▶ **TASK PROMPT**:
Give the material again in full, matching it exactly.

▶ **Source data**:
_ _ _

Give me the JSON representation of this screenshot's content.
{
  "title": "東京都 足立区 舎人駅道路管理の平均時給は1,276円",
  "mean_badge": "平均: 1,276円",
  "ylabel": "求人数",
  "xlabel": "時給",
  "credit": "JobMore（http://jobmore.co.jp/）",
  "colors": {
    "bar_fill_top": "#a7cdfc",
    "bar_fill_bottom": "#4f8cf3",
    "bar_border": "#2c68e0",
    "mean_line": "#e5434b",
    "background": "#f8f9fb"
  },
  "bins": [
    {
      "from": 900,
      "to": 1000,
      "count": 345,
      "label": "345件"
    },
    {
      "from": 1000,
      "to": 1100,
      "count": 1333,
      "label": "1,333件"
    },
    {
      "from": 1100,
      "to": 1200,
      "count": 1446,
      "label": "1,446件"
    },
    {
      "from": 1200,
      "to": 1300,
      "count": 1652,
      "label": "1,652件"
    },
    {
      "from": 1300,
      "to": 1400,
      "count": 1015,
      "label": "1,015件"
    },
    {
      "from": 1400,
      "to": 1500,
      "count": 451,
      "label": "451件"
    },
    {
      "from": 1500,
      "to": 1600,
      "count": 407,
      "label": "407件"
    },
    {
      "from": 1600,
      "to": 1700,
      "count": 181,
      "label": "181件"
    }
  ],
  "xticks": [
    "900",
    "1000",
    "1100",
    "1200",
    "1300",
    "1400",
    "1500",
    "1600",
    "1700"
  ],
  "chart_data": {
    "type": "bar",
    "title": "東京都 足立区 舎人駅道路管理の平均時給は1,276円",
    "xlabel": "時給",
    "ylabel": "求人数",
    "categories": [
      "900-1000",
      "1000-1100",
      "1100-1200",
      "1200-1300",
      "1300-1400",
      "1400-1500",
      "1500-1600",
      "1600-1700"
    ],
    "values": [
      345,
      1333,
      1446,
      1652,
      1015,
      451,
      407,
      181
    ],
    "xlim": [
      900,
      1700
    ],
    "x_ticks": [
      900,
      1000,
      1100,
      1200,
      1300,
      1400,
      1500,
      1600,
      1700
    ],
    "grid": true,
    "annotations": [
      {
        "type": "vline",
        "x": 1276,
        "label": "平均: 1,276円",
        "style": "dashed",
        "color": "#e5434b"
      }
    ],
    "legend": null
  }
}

_ _ _

▶ **RESULT**:
Give me the JSON representation of this screenshot's content.
{
  "title": "東京都 足立区 舎人駅道路管理の平均時給は1,276円",
  "mean_badge": "平均: 1,276円",
  "ylabel": "求人数",
  "xlabel": "時給",
  "credit": "JobMore（http://jobmore.co.jp/）",
  "colors": {
    "bar_fill_top": "#a7cdfc",
    "bar_fill_bottom": "#4f8cf3",
    "bar_border": "#2c68e0",
    "mean_line": "#e5434b",
    "background": "#f8f9fb"
  },
  "bins": [
    {
      "from": 900,
      "to": 1000,
      "count": 345,
      "label": "345件"
    },
    {
      "from": 1000,
      "to": 1100,
      "count": 1333,
      "label": "1,333件"
    },
    {
      "from": 1100,
      "to": 1200,
      "count": 1446,
      "label": "1,446件"
    },
    {
      "from": 1200,
      "to": 1300,
      "count": 1652,
      "label": "1,652件"
    },
    {
      "from": 1300,
      "to": 1400,
      "count": 1015,
      "label": "1,015件"
    },
    {
      "from": 1400,
      "to": 1500,
      "count": 451,
      "label": "451件"
    },
    {
      "from": 1500,
      "to": 1600,
      "count": 407,
      "label": "407件"
    },
    {
      "from": 1600,
      "to": 1700,
      "count": 181,
      "label": "181件"
    }
  ],
  "xticks": [
    "900",
    "1000",
    "1100",
    "1200",
    "1300",
    "1400",
    "1500",
    "1600",
    "1700"
  ],
  "chart_data": {
    "type": "bar",
    "title": "東京都 足立区 舎人駅道路管理の平均時給は1,276円",
    "xlabel": "時給",
    "ylabel": "求人数",
    "categories": [
      "900-1000",
      "1000-1100",
      "1100-1200",
      "1200-1300",
      "1300-1400",
      "1400-1500",
      "1500-1600",
      "1600-1700"
    ],
    "values": [
      345,
      1333,
      1446,
      1652,
      1015,
      451,
      407,
      181
    ],
    "xlim": [
      900,
      1700
    ],
    "x_ticks": [
      900,
      1000,
      1100,
      1200,
      1300,
      1400,
      1500,
      1600,
      1700
    ],
    "grid": true,
    "annotations": [
      {
        "type": "vline",
        "x": 1276,
        "label": "平均: 1,276円",
        "style": "dashed",
        "color": "#e5434b"
      }
    ],
    "legend": null
  }
}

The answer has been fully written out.